begin ENTRIES PROVIDED

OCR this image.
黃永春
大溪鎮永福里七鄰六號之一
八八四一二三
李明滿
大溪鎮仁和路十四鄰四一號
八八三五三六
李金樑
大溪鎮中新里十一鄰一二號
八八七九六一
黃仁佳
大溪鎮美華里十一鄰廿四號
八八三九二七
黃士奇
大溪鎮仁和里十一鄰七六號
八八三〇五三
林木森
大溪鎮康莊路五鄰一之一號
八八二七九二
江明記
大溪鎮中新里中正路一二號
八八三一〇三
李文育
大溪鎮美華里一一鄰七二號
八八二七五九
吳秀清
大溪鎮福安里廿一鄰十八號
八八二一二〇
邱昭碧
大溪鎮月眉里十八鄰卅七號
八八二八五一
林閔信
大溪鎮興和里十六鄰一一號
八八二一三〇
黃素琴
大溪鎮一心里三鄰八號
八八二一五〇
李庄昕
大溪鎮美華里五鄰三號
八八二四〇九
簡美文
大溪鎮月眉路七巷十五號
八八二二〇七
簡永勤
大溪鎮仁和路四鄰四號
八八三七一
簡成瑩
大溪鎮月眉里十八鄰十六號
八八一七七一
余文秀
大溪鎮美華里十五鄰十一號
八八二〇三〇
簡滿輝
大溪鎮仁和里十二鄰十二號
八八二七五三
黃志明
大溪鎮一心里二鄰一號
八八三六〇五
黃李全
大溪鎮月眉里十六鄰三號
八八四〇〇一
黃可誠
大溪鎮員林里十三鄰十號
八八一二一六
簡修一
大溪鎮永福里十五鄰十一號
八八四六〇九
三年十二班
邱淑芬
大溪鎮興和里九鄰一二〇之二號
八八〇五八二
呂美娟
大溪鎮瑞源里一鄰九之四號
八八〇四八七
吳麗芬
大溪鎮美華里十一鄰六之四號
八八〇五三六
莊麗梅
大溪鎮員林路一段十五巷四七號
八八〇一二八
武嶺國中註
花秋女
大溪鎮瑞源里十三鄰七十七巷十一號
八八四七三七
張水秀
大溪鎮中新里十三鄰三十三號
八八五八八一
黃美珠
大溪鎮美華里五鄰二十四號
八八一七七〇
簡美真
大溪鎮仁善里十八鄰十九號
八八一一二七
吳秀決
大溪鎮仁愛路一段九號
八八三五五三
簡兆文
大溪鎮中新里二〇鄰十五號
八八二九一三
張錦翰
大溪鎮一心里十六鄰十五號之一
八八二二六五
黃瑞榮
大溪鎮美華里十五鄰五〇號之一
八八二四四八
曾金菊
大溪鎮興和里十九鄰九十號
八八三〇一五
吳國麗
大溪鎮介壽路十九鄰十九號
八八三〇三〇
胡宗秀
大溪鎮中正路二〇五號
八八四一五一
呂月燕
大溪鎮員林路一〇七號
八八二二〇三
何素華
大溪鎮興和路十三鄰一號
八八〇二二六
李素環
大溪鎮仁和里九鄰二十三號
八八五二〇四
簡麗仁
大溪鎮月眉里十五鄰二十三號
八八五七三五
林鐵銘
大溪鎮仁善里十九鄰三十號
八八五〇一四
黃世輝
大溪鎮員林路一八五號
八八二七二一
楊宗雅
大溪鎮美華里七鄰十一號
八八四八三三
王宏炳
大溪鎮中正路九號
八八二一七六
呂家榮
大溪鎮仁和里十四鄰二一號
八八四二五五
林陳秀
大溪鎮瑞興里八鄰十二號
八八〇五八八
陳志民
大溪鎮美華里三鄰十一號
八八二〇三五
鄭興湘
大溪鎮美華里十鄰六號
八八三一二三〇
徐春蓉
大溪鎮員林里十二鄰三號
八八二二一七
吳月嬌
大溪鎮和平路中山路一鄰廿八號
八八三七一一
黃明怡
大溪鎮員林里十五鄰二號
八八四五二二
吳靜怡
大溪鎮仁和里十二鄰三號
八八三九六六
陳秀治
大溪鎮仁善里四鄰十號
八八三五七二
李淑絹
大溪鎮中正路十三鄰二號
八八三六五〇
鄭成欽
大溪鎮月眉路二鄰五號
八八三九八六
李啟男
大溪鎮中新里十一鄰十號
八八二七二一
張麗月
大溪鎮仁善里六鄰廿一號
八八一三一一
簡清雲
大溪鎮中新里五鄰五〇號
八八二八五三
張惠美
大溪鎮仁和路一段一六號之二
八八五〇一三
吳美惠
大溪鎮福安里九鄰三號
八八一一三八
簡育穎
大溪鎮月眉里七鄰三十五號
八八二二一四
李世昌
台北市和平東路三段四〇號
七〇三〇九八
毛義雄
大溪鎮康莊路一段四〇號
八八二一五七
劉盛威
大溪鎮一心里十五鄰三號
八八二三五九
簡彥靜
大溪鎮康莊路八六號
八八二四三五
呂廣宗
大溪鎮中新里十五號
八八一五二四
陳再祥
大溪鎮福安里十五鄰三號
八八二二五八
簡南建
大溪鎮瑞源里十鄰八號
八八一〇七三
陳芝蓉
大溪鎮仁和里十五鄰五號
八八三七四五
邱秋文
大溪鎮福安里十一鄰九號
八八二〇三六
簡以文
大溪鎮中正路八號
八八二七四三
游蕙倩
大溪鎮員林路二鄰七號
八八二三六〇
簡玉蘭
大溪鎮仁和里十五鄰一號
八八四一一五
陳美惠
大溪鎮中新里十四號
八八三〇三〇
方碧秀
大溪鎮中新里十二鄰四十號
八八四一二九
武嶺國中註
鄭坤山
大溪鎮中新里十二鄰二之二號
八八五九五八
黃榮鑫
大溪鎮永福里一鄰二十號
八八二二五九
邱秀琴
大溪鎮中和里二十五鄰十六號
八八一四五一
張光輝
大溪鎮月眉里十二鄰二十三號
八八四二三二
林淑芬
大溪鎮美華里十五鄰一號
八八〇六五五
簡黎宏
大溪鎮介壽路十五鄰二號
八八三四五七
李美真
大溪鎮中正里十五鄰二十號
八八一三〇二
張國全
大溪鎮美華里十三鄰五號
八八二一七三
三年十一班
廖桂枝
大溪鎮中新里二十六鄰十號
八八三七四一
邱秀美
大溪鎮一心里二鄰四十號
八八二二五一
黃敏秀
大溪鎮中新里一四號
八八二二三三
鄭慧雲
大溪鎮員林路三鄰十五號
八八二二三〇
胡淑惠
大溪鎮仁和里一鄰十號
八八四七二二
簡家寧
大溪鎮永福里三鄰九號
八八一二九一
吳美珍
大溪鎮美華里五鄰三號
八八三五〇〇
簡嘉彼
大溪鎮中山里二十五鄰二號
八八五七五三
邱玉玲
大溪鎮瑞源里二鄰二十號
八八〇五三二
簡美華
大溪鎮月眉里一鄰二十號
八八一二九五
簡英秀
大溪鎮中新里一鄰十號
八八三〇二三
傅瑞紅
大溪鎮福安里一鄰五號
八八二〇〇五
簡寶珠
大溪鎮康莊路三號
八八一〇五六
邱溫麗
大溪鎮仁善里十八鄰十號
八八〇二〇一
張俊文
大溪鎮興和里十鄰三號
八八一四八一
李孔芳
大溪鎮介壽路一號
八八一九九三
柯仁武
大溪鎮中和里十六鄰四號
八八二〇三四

end ENTRIES PROVIDED

Restate the whole listing exactly.

OCR this image.
黃永春
大溪鎮永福里七鄰六號之一
八八四一二三
李明滿
大溪鎮仁和路十四鄰四一號
八八三五三六
李金樑
大溪鎮中新里十一鄰一二號
八八七九六一
黃仁佳
大溪鎮美華里十一鄰廿四號
八八三九二七
黃士奇
大溪鎮仁和里十一鄰七六號
八八三〇五三
林木森
大溪鎮康莊路五鄰一之一號
八八二七九二
江明記
大溪鎮中新里中正路一二號
八八三一〇三
李文育
大溪鎮美華里一一鄰七二號
八八二七五九
吳秀清
大溪鎮福安里廿一鄰十八號
八八二一二〇
邱昭碧
大溪鎮月眉里十八鄰卅七號
八八二八五一
林閔信
大溪鎮興和里十六鄰一一號
八八二一三〇
黃素琴
大溪鎮一心里三鄰八號
八八二一五〇
李庄昕
大溪鎮美華里五鄰三號
八八二四〇九
簡美文
大溪鎮月眉路七巷十五號
八八二二〇七
簡永勤
大溪鎮仁和路四鄰四號
八八三七一
簡成瑩
大溪鎮月眉里十八鄰十六號
八八一七七一
余文秀
大溪鎮美華里十五鄰十一號
八八二〇三〇
簡滿輝
大溪鎮仁和里十二鄰十二號
八八二七五三
黃志明
大溪鎮一心里二鄰一號
八八三六〇五
黃李全
大溪鎮月眉里十六鄰三號
八八四〇〇一
黃可誠
大溪鎮員林里十三鄰十號
八八一二一六
簡修一
大溪鎮永福里十五鄰十一號
八八四六〇九
三年十二班
邱淑芬
大溪鎮興和里九鄰一二〇之二號
八八〇五八二
呂美娟
大溪鎮瑞源里一鄰九之四號
八八〇四八七
吳麗芬
大溪鎮美華里十一鄰六之四號
八八〇五三六
莊麗梅
大溪鎮員林路一段十五巷四七號
八八〇一二八
武嶺國中註
花秋女
大溪鎮瑞源里十三鄰七十七巷十一號
八八四七三七
張水秀
大溪鎮中新里十三鄰三十三號
八八五八八一
黃美珠
大溪鎮美華里五鄰二十四號
八八一七七〇
簡美真
大溪鎮仁善里十八鄰十九號
八八一一二七
吳秀決
大溪鎮仁愛路一段九號
八八三五五三
簡兆文
大溪鎮中新里二〇鄰十五號
八八二九一三
張錦翰
大溪鎮一心里十六鄰十五號之一
八八二二六五
黃瑞榮
大溪鎮美華里十五鄰五〇號之一
八八二四四八
曾金菊
大溪鎮興和里十九鄰九十號
八八三〇一五
吳國麗
大溪鎮介壽路十九鄰十九號
八八三〇三〇
胡宗秀
大溪鎮中正路二〇五號
八八四一五一
呂月燕
大溪鎮員林路一〇七號
八八二二〇三
何素華
大溪鎮興和路十三鄰一號
八八〇二二六
李素環
大溪鎮仁和里九鄰二十三號
八八五二〇四
簡麗仁
大溪鎮月眉里十五鄰二十三號
八八五七三五
林鐵銘
大溪鎮仁善里十九鄰三十號
八八五〇一四
黃世輝
大溪鎮員林路一八五號
八八二七二一
楊宗雅
大溪鎮美華里七鄰十一號
八八四八三三
王宏炳
大溪鎮中正路九號
八八二一七六
呂家榮
大溪鎮仁和里十四鄰二一號
八八四二五五
林陳秀
大溪鎮瑞興里八鄰十二號
八八〇五八八
陳志民
大溪鎮美華里三鄰十一號
八八二〇三五
鄭興湘
大溪鎮美華里十鄰六號
八八三一二三〇
徐春蓉
大溪鎮員林里十二鄰三號
八八二二一七
吳月嬌
大溪鎮和平路中山路一鄰廿八號
八八三七一一
黃明怡
大溪鎮員林里十五鄰二號
八八四五二二
吳靜怡
大溪鎮仁和里十二鄰三號
八八三九六六
陳秀治
大溪鎮仁善里四鄰十號
八八三五七二
李淑絹
大溪鎮中正路十三鄰二號
八八三六五〇
鄭成欽
大溪鎮月眉路二鄰五號
八八三九八六
李啟男
大溪鎮中新里十一鄰十號
八八二七二一
張麗月
大溪鎮仁善里六鄰廿一號
八八一三一一
簡清雲
大溪鎮中新里五鄰五〇號
八八二八五三
張惠美
大溪鎮仁和路一段一六號之二
八八五〇一三
吳美惠
大溪鎮福安里九鄰三號
八八一一三八
簡育穎
大溪鎮月眉里七鄰三十五號
八八二二一四
李世昌
台北市和平東路三段四〇號
七〇三〇九八
毛義雄
大溪鎮康莊路一段四〇號
八八二一五七
劉盛威
大溪鎮一心里十五鄰三號
八八二三五九
簡彥靜
大溪鎮康莊路八六號
八八二四三五
呂廣宗
大溪鎮中新里十五號
八八一五二四
陳再祥
大溪鎮福安里十五鄰三號
八八二二五八
簡南建
大溪鎮瑞源里十鄰八號
八八一〇七三
陳芝蓉
大溪鎮仁和里十五鄰五號
八八三七四五
邱秋文
大溪鎮福安里十一鄰九號
八八二〇三六
簡以文
大溪鎮中正路八號
八八二七四三
游蕙倩
大溪鎮員林路二鄰七號
八八二三六〇
簡玉蘭
大溪鎮仁和里十五鄰一號
八八四一一五
陳美惠
大溪鎮中新里十四號
八八三〇三〇
方碧秀
大溪鎮中新里十二鄰四十號
八八四一二九
武嶺國中註
鄭坤山
大溪鎮中新里十二鄰二之二號
八八五九五八
黃榮鑫
大溪鎮永福里一鄰二十號
八八二二五九
邱秀琴
大溪鎮中和里二十五鄰十六號
八八一四五一
張光輝
大溪鎮月眉里十二鄰二十三號
八八四二三二
林淑芬
大溪鎮美華里十五鄰一號
八八〇六五五
簡黎宏
大溪鎮介壽路十五鄰二號
八八三四五七
李美真
大溪鎮中正里十五鄰二十號
八八一三〇二
張國全
大溪鎮美華里十三鄰五號
八八二一七三
三年十一班
廖桂枝
大溪鎮中新里二十六鄰十號
八八三七四一
邱秀美
大溪鎮一心里二鄰四十號
八八二二五一
黃敏秀
大溪鎮中新里一四號
八八二二三三
鄭慧雲
大溪鎮員林路三鄰十五號
八八二二三〇
胡淑惠
大溪鎮仁和里一鄰十號
八八四七二二
簡家寧
大溪鎮永福里三鄰九號
八八一二九一
吳美珍
大溪鎮美華里五鄰三號
八八三五〇〇
簡嘉彼
大溪鎮中山里二十五鄰二號
八八五七五三
邱玉玲
大溪鎮瑞源里二鄰二十號
八八〇五三二
簡美華
大溪鎮月眉里一鄰二十號
八八一二九五
簡英秀
大溪鎮中新里一鄰十號
八八三〇二三
傅瑞紅
大溪鎮福安里一鄰五號
八八二〇〇五
簡寶珠
大溪鎮康莊路三號
八八一〇五六
邱溫麗
大溪鎮仁善里十八鄰十號
八八〇二〇一
張俊文
大溪鎮興和里十鄰三號
八八一四八一
李孔芳
大溪鎮介壽路一號
八八一九九三
柯仁武
大溪鎮中和里十六鄰四號
八八二〇三四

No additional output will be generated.